== Instructions for the task ==
Of the lines listed below, how many contain the string "title"? Answer with the number alone.

(Records that describe figures)

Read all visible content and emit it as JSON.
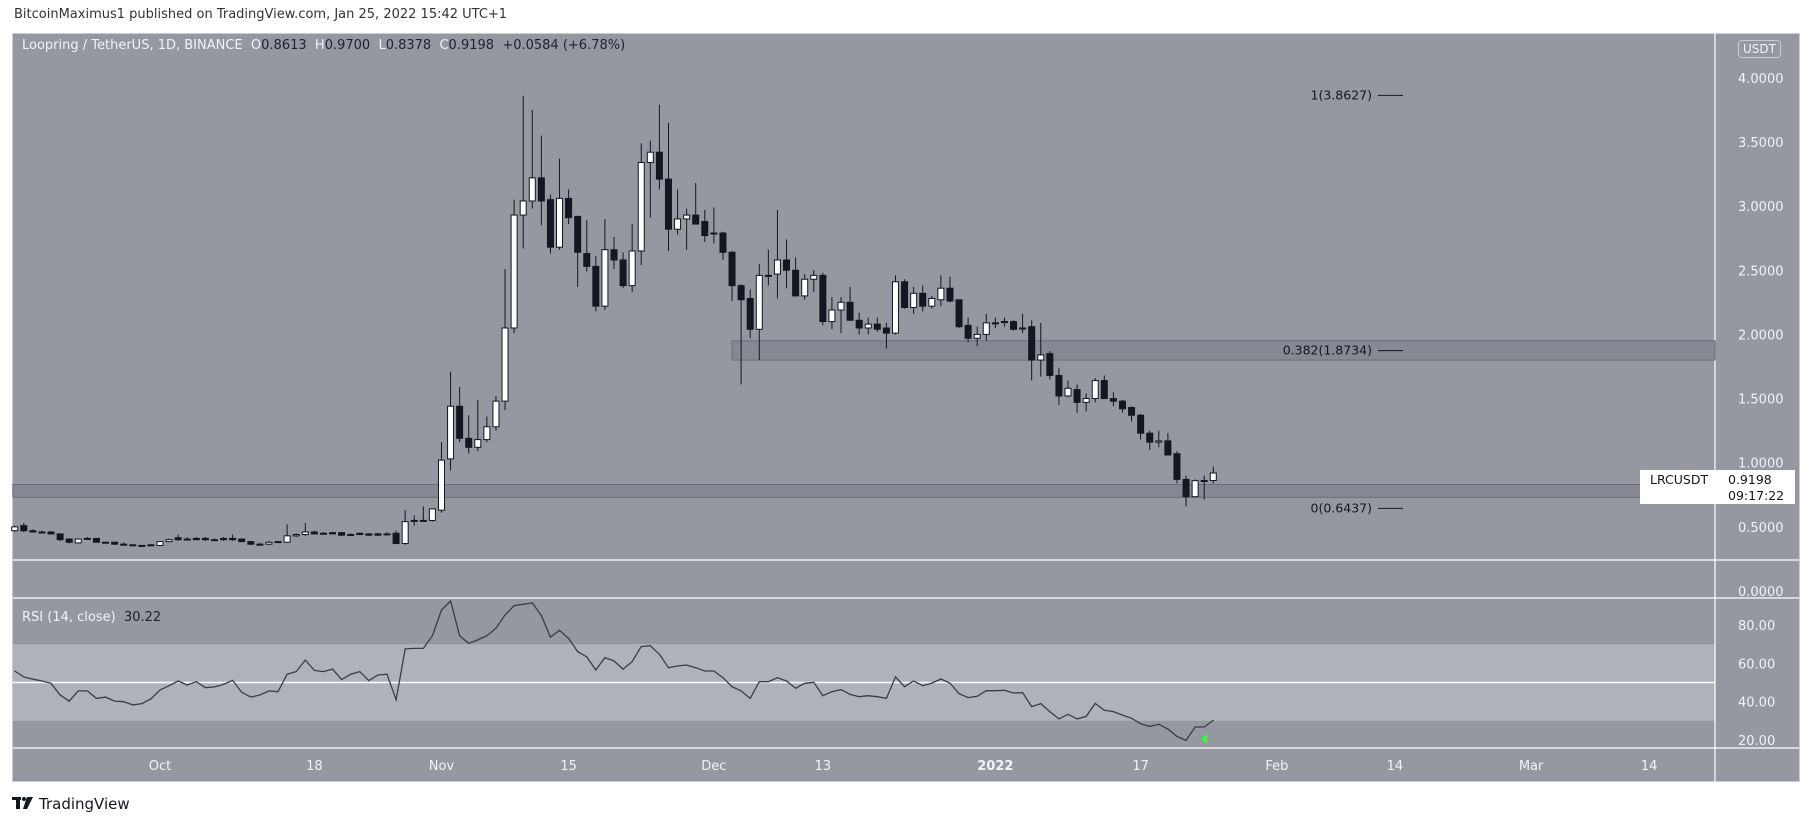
{
  "published": "BitcoinMaximus1 published on TradingView.com, Jan 25, 2022 15:42 UTC+1",
  "legend": {
    "symbol": "Loopring / TetherUS, 1D, BINANCE",
    "o_label": "O",
    "o": "0.8613",
    "h_label": "H",
    "h": "0.9700",
    "l_label": "L",
    "l": "0.8378",
    "c_label": "C",
    "c": "0.9198",
    "change": "+0.0584 (+6.78%)"
  },
  "currency_badge": "USDT",
  "price_label": {
    "symbol": "LRCUSDT",
    "price": "0.9198",
    "countdown": "09:17:22"
  },
  "rsi_legend": {
    "title": "RSI (14, close)",
    "value": "30.22"
  },
  "branding": {
    "logo_mark": "TV",
    "name": "TradingView"
  },
  "colors": {
    "background": "#9598a1",
    "rsi_band": "#afb2ba",
    "zone": "#868993",
    "bear_candle": "#131722",
    "bull_candle": "#ffffff",
    "rsi_line": "#3a3d44",
    "marker": "#33ff33"
  },
  "chart_data": [
    {
      "type": "candlestick",
      "title": "Loopring / TetherUS, 1D, BINANCE",
      "ylabel": "USDT",
      "ylim": [
        0,
        4.1
      ],
      "price_axis": {
        "ticks": [
          4,
          3.5,
          3,
          2.5,
          2,
          1.5,
          1,
          0.5,
          0
        ],
        "labels": [
          "4.0000",
          "3.5000",
          "3.0000",
          "2.5000",
          "2.0000",
          "1.5000",
          "1.0000",
          "0.5000",
          "0.0000"
        ]
      },
      "time_axis": [
        {
          "label": "Oct",
          "date": "2021-10-01"
        },
        {
          "label": "18",
          "date": "2021-10-18"
        },
        {
          "label": "Nov",
          "date": "2021-11-01"
        },
        {
          "label": "15",
          "date": "2021-11-15"
        },
        {
          "label": "Dec",
          "date": "2021-12-01"
        },
        {
          "label": "13",
          "date": "2021-12-13"
        },
        {
          "label": "2022",
          "date": "2022-01-01"
        },
        {
          "label": "17",
          "date": "2022-01-17"
        },
        {
          "label": "Feb",
          "date": "2022-02-01"
        },
        {
          "label": "14",
          "date": "2022-02-14"
        },
        {
          "label": "Mar",
          "date": "2022-03-01"
        },
        {
          "label": "14",
          "date": "2022-03-14"
        }
      ],
      "fib_levels": [
        {
          "level": 1,
          "price": 3.8627,
          "label": "1(3.8627)"
        },
        {
          "level": 0.382,
          "price": 1.8734,
          "label": "0.382(1.8734)"
        },
        {
          "level": 0,
          "price": 0.6437,
          "label": "0(0.6437)"
        }
      ],
      "zones": [
        {
          "from": "2021-12-03",
          "top": 1.95,
          "bottom": 1.8
        },
        {
          "from": "2021-09-14",
          "top": 0.83,
          "bottom": 0.73
        }
      ],
      "candles_format": [
        "date",
        "open",
        "high",
        "low",
        "close"
      ],
      "candles": [
        [
          "2021-09-15",
          0.47,
          0.51,
          0.46,
          0.5
        ],
        [
          "2021-09-16",
          0.51,
          0.53,
          0.46,
          0.47
        ],
        [
          "2021-09-17",
          0.47,
          0.48,
          0.455,
          0.46
        ],
        [
          "2021-09-18",
          0.46,
          0.47,
          0.45,
          0.46
        ],
        [
          "2021-09-19",
          0.46,
          0.465,
          0.44,
          0.445
        ],
        [
          "2021-09-20",
          0.445,
          0.45,
          0.39,
          0.4
        ],
        [
          "2021-09-21",
          0.405,
          0.41,
          0.37,
          0.38
        ],
        [
          "2021-09-22",
          0.375,
          0.41,
          0.37,
          0.405
        ],
        [
          "2021-09-23",
          0.41,
          0.42,
          0.4,
          0.41
        ],
        [
          "2021-09-24",
          0.41,
          0.41,
          0.38,
          0.38
        ],
        [
          "2021-09-25",
          0.38,
          0.385,
          0.37,
          0.375
        ],
        [
          "2021-09-26",
          0.38,
          0.385,
          0.36,
          0.365
        ],
        [
          "2021-09-27",
          0.365,
          0.38,
          0.355,
          0.36
        ],
        [
          "2021-09-28",
          0.36,
          0.365,
          0.35,
          0.355
        ],
        [
          "2021-09-29",
          0.355,
          0.36,
          0.35,
          0.355
        ],
        [
          "2021-09-30",
          0.36,
          0.365,
          0.35,
          0.355
        ],
        [
          "2021-10-01",
          0.355,
          0.39,
          0.35,
          0.385
        ],
        [
          "2021-10-02",
          0.385,
          0.41,
          0.38,
          0.4
        ],
        [
          "2021-10-03",
          0.415,
          0.44,
          0.39,
          0.4
        ],
        [
          "2021-10-04",
          0.405,
          0.42,
          0.395,
          0.4
        ],
        [
          "2021-10-05",
          0.41,
          0.42,
          0.4,
          0.4
        ],
        [
          "2021-10-06",
          0.41,
          0.42,
          0.39,
          0.4
        ],
        [
          "2021-10-07",
          0.4,
          0.41,
          0.395,
          0.4
        ],
        [
          "2021-10-08",
          0.41,
          0.42,
          0.39,
          0.4
        ],
        [
          "2021-10-09",
          0.41,
          0.44,
          0.39,
          0.4
        ],
        [
          "2021-10-10",
          0.405,
          0.41,
          0.38,
          0.385
        ],
        [
          "2021-10-11",
          0.385,
          0.39,
          0.36,
          0.365
        ],
        [
          "2021-10-12",
          0.365,
          0.375,
          0.355,
          0.365
        ],
        [
          "2021-10-13",
          0.365,
          0.39,
          0.36,
          0.38
        ],
        [
          "2021-10-14",
          0.385,
          0.39,
          0.375,
          0.38
        ],
        [
          "2021-10-15",
          0.38,
          0.52,
          0.375,
          0.43
        ],
        [
          "2021-10-16",
          0.43,
          0.45,
          0.42,
          0.44
        ],
        [
          "2021-10-17",
          0.44,
          0.53,
          0.43,
          0.46
        ],
        [
          "2021-10-18",
          0.46,
          0.47,
          0.44,
          0.445
        ],
        [
          "2021-10-19",
          0.45,
          0.46,
          0.44,
          0.45
        ],
        [
          "2021-10-20",
          0.455,
          0.46,
          0.445,
          0.445
        ],
        [
          "2021-10-21",
          0.455,
          0.46,
          0.43,
          0.435
        ],
        [
          "2021-10-22",
          0.44,
          0.45,
          0.43,
          0.435
        ],
        [
          "2021-10-23",
          0.45,
          0.455,
          0.44,
          0.44
        ],
        [
          "2021-10-24",
          0.445,
          0.45,
          0.43,
          0.435
        ],
        [
          "2021-10-25",
          0.445,
          0.455,
          0.43,
          0.435
        ],
        [
          "2021-10-26",
          0.445,
          0.46,
          0.44,
          0.44
        ],
        [
          "2021-10-27",
          0.45,
          0.47,
          0.37,
          0.37
        ],
        [
          "2021-10-28",
          0.37,
          0.63,
          0.36,
          0.54
        ],
        [
          "2021-10-29",
          0.55,
          0.59,
          0.51,
          0.55
        ],
        [
          "2021-10-30",
          0.55,
          0.66,
          0.54,
          0.55
        ],
        [
          "2021-10-31",
          0.55,
          0.64,
          0.54,
          0.64
        ],
        [
          "2021-11-01",
          0.63,
          1.16,
          0.61,
          1.02
        ],
        [
          "2021-11-02",
          1.03,
          1.71,
          0.94,
          1.44
        ],
        [
          "2021-11-03",
          1.44,
          1.59,
          1.16,
          1.19
        ],
        [
          "2021-11-04",
          1.19,
          1.37,
          1.07,
          1.12
        ],
        [
          "2021-11-05",
          1.12,
          1.49,
          1.09,
          1.18
        ],
        [
          "2021-11-06",
          1.18,
          1.36,
          1.16,
          1.28
        ],
        [
          "2021-11-07",
          1.28,
          1.52,
          1.25,
          1.48
        ],
        [
          "2021-11-08",
          1.48,
          2.51,
          1.41,
          2.05
        ],
        [
          "2021-11-09",
          2.05,
          3.05,
          2.01,
          2.93
        ],
        [
          "2021-11-10",
          2.93,
          3.86,
          2.67,
          3.04
        ],
        [
          "2021-11-11",
          3.04,
          3.75,
          2.98,
          3.22
        ],
        [
          "2021-11-12",
          3.22,
          3.55,
          2.85,
          3.04
        ],
        [
          "2021-11-13",
          3.05,
          3.09,
          2.63,
          2.68
        ],
        [
          "2021-11-14",
          2.68,
          3.37,
          2.66,
          3.06
        ],
        [
          "2021-11-15",
          3.06,
          3.13,
          2.86,
          2.91
        ],
        [
          "2021-11-16",
          2.92,
          2.92,
          2.37,
          2.64
        ],
        [
          "2021-11-17",
          2.63,
          2.89,
          2.49,
          2.53
        ],
        [
          "2021-11-18",
          2.53,
          2.61,
          2.18,
          2.22
        ],
        [
          "2021-11-19",
          2.22,
          2.9,
          2.19,
          2.66
        ],
        [
          "2021-11-20",
          2.66,
          2.76,
          2.51,
          2.58
        ],
        [
          "2021-11-21",
          2.58,
          2.64,
          2.36,
          2.38
        ],
        [
          "2021-11-22",
          2.38,
          2.86,
          2.33,
          2.65
        ],
        [
          "2021-11-23",
          2.65,
          3.49,
          2.54,
          3.34
        ],
        [
          "2021-11-24",
          3.34,
          3.51,
          2.91,
          3.42
        ],
        [
          "2021-11-25",
          3.42,
          3.79,
          3.13,
          3.21
        ],
        [
          "2021-11-26",
          3.21,
          3.65,
          2.65,
          2.82
        ],
        [
          "2021-11-27",
          2.82,
          3.13,
          2.78,
          2.9
        ],
        [
          "2021-11-28",
          2.9,
          2.98,
          2.66,
          2.93
        ],
        [
          "2021-11-29",
          2.93,
          3.18,
          2.86,
          2.86
        ],
        [
          "2021-11-30",
          2.88,
          2.97,
          2.72,
          2.77
        ],
        [
          "2021-12-01",
          2.79,
          2.99,
          2.71,
          2.79
        ],
        [
          "2021-12-02",
          2.79,
          2.8,
          2.58,
          2.64
        ],
        [
          "2021-12-03",
          2.64,
          2.65,
          2.26,
          2.38
        ],
        [
          "2021-12-04",
          2.38,
          2.39,
          1.61,
          2.27
        ],
        [
          "2021-12-05",
          2.28,
          2.35,
          1.97,
          2.04
        ],
        [
          "2021-12-06",
          2.04,
          2.55,
          1.8,
          2.46
        ],
        [
          "2021-12-07",
          2.46,
          2.66,
          2.38,
          2.46
        ],
        [
          "2021-12-08",
          2.47,
          2.97,
          2.28,
          2.58
        ],
        [
          "2021-12-09",
          2.58,
          2.74,
          2.36,
          2.5
        ],
        [
          "2021-12-10",
          2.5,
          2.6,
          2.3,
          2.3
        ],
        [
          "2021-12-11",
          2.3,
          2.47,
          2.27,
          2.43
        ],
        [
          "2021-12-12",
          2.43,
          2.5,
          2.33,
          2.46
        ],
        [
          "2021-12-13",
          2.46,
          2.48,
          2.07,
          2.1
        ],
        [
          "2021-12-14",
          2.1,
          2.29,
          2.04,
          2.19
        ],
        [
          "2021-12-15",
          2.19,
          2.29,
          2.01,
          2.25
        ],
        [
          "2021-12-16",
          2.25,
          2.37,
          2.11,
          2.11
        ],
        [
          "2021-12-17",
          2.11,
          2.17,
          2.0,
          2.05
        ],
        [
          "2021-12-18",
          2.05,
          2.13,
          2.0,
          2.08
        ],
        [
          "2021-12-19",
          2.08,
          2.13,
          2.02,
          2.04
        ],
        [
          "2021-12-20",
          2.05,
          2.09,
          1.89,
          2.01
        ],
        [
          "2021-12-21",
          2.01,
          2.46,
          2.0,
          2.41
        ],
        [
          "2021-12-22",
          2.41,
          2.43,
          2.2,
          2.21
        ],
        [
          "2021-12-23",
          2.21,
          2.37,
          2.16,
          2.32
        ],
        [
          "2021-12-24",
          2.32,
          2.38,
          2.18,
          2.22
        ],
        [
          "2021-12-25",
          2.22,
          2.3,
          2.2,
          2.28
        ],
        [
          "2021-12-26",
          2.27,
          2.46,
          2.22,
          2.36
        ],
        [
          "2021-12-27",
          2.36,
          2.45,
          2.25,
          2.26
        ],
        [
          "2021-12-28",
          2.27,
          2.27,
          2.05,
          2.06
        ],
        [
          "2021-12-29",
          2.07,
          2.13,
          1.94,
          1.97
        ],
        [
          "2021-12-30",
          1.97,
          2.06,
          1.91,
          2.0
        ],
        [
          "2021-12-31",
          2.0,
          2.16,
          1.95,
          2.09
        ],
        [
          "2022-01-01",
          2.09,
          2.13,
          2.05,
          2.09
        ],
        [
          "2022-01-02",
          2.1,
          2.13,
          2.06,
          2.1
        ],
        [
          "2022-01-03",
          2.1,
          2.11,
          2.03,
          2.04
        ],
        [
          "2022-01-04",
          2.05,
          2.16,
          2.01,
          2.05
        ],
        [
          "2022-01-05",
          2.06,
          2.11,
          1.64,
          1.8
        ],
        [
          "2022-01-06",
          1.8,
          2.09,
          1.67,
          1.84
        ],
        [
          "2022-01-07",
          1.85,
          1.87,
          1.65,
          1.68
        ],
        [
          "2022-01-08",
          1.68,
          1.74,
          1.45,
          1.52
        ],
        [
          "2022-01-09",
          1.52,
          1.64,
          1.51,
          1.58
        ],
        [
          "2022-01-10",
          1.57,
          1.61,
          1.39,
          1.47
        ],
        [
          "2022-01-11",
          1.47,
          1.54,
          1.4,
          1.5
        ],
        [
          "2022-01-12",
          1.5,
          1.66,
          1.47,
          1.64
        ],
        [
          "2022-01-13",
          1.64,
          1.68,
          1.5,
          1.5
        ],
        [
          "2022-01-14",
          1.5,
          1.55,
          1.44,
          1.48
        ],
        [
          "2022-01-15",
          1.48,
          1.49,
          1.39,
          1.42
        ],
        [
          "2022-01-16",
          1.43,
          1.44,
          1.32,
          1.37
        ],
        [
          "2022-01-17",
          1.37,
          1.38,
          1.18,
          1.23
        ],
        [
          "2022-01-18",
          1.23,
          1.25,
          1.1,
          1.16
        ],
        [
          "2022-01-19",
          1.16,
          1.25,
          1.12,
          1.17
        ],
        [
          "2022-01-20",
          1.17,
          1.23,
          1.06,
          1.06
        ],
        [
          "2022-01-21",
          1.07,
          1.09,
          0.84,
          0.87
        ],
        [
          "2022-01-22",
          0.87,
          0.9,
          0.66,
          0.735
        ],
        [
          "2022-01-23",
          0.735,
          0.87,
          0.73,
          0.86
        ],
        [
          "2022-01-24",
          0.86,
          0.9,
          0.71,
          0.8613
        ],
        [
          "2022-01-25",
          0.8613,
          0.97,
          0.8378,
          0.9198
        ]
      ]
    },
    {
      "type": "line",
      "title": "RSI (14, close)",
      "ylim": [
        15,
        95
      ],
      "bands": {
        "upper": 70,
        "middle": 50,
        "lower": 30
      },
      "rsi_axis": {
        "ticks": [
          80,
          60,
          40,
          20
        ],
        "labels": [
          "80.00",
          "60.00",
          "40.00",
          "20.00"
        ]
      },
      "marker_date": "2022-01-24",
      "values": [
        56.0,
        52.9,
        51.7,
        50.8,
        49.6,
        43.5,
        40.3,
        45.6,
        45.6,
        41.7,
        42.4,
        40.3,
        40.0,
        38.3,
        39.0,
        41.4,
        46.1,
        48.3,
        50.8,
        48.7,
        50.4,
        47.3,
        47.7,
        49.0,
        51.1,
        44.9,
        42.4,
        43.5,
        45.6,
        45.2,
        54.3,
        55.7,
        61.7,
        56.3,
        55.7,
        57.0,
        51.5,
        54.3,
        55.7,
        51.0,
        53.9,
        54.3,
        40.9,
        67.5,
        67.8,
        67.8,
        74.4,
        87.8,
        92.5,
        74.4,
        70.4,
        72.2,
        74.4,
        78.3,
        85.2,
        90.1,
        90.8,
        91.5,
        84.9,
        73.7,
        77.2,
        73.0,
        66.1,
        63.3,
        56.5,
        63.0,
        61.2,
        57.0,
        60.9,
        68.7,
        69.2,
        64.7,
        57.7,
        58.6,
        59.1,
        57.7,
        56.0,
        56.0,
        52.5,
        47.8,
        45.6,
        41.7,
        50.4,
        50.4,
        52.5,
        50.8,
        47.0,
        49.6,
        50.1,
        43.1,
        45.2,
        46.3,
        43.8,
        42.6,
        43.1,
        42.6,
        41.7,
        52.9,
        47.8,
        50.8,
        48.3,
        49.7,
        51.8,
        49.7,
        44.2,
        42.1,
        42.8,
        45.7,
        45.7,
        45.9,
        44.5,
        44.7,
        37.4,
        39.0,
        34.8,
        31.0,
        33.4,
        31.0,
        32.3,
        39.1,
        35.5,
        34.8,
        33.0,
        31.3,
        28.5,
        27.1,
        28.2,
        25.7,
        21.9,
        19.8,
        26.8,
        26.8,
        30.22
      ]
    }
  ]
}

== Answer to this problem ==
3